Copy every line from the data below in which the string "jeziorem" can be found.

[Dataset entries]
'''

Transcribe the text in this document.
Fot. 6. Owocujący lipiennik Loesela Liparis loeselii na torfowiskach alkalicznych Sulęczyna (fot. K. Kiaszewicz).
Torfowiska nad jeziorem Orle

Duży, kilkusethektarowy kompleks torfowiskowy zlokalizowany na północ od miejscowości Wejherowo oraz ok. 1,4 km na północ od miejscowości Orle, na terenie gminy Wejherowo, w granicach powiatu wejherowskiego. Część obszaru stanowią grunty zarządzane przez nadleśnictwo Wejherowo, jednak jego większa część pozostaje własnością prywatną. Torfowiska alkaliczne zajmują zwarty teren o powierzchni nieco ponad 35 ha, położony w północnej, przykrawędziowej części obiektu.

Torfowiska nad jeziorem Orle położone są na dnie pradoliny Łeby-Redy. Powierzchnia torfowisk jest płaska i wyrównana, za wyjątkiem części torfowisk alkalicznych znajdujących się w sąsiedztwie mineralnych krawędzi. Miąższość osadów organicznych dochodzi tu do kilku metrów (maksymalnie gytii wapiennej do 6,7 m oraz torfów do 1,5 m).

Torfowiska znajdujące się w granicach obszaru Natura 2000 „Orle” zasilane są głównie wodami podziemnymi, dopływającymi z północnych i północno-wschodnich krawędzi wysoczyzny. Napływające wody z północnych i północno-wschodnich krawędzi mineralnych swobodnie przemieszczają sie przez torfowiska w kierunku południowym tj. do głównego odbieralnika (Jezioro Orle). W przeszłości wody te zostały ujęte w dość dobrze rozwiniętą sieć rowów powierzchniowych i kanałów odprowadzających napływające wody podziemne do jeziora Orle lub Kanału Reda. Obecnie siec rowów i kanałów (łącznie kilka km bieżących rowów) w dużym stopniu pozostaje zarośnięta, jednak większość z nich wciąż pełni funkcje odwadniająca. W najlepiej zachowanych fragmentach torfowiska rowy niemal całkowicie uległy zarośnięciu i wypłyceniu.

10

'''

# [ANSWER IN FULL]
Torfowiska nad jeziorem Orle
Torfowiska nad jeziorem Orle położone są na dnie pradoliny Łeby-Redy. Powierzchnia torfowisk jest płaska i wyrównana, za wyjątkiem części torfowisk alkalicznych znajdujących się w sąsiedztwie mineralnych krawędzi. Miąższość osadów organicznych dochodzi tu do kilku metrów (maksymalnie gytii wapiennej do 6,7 m oraz torfów do 1,5 m).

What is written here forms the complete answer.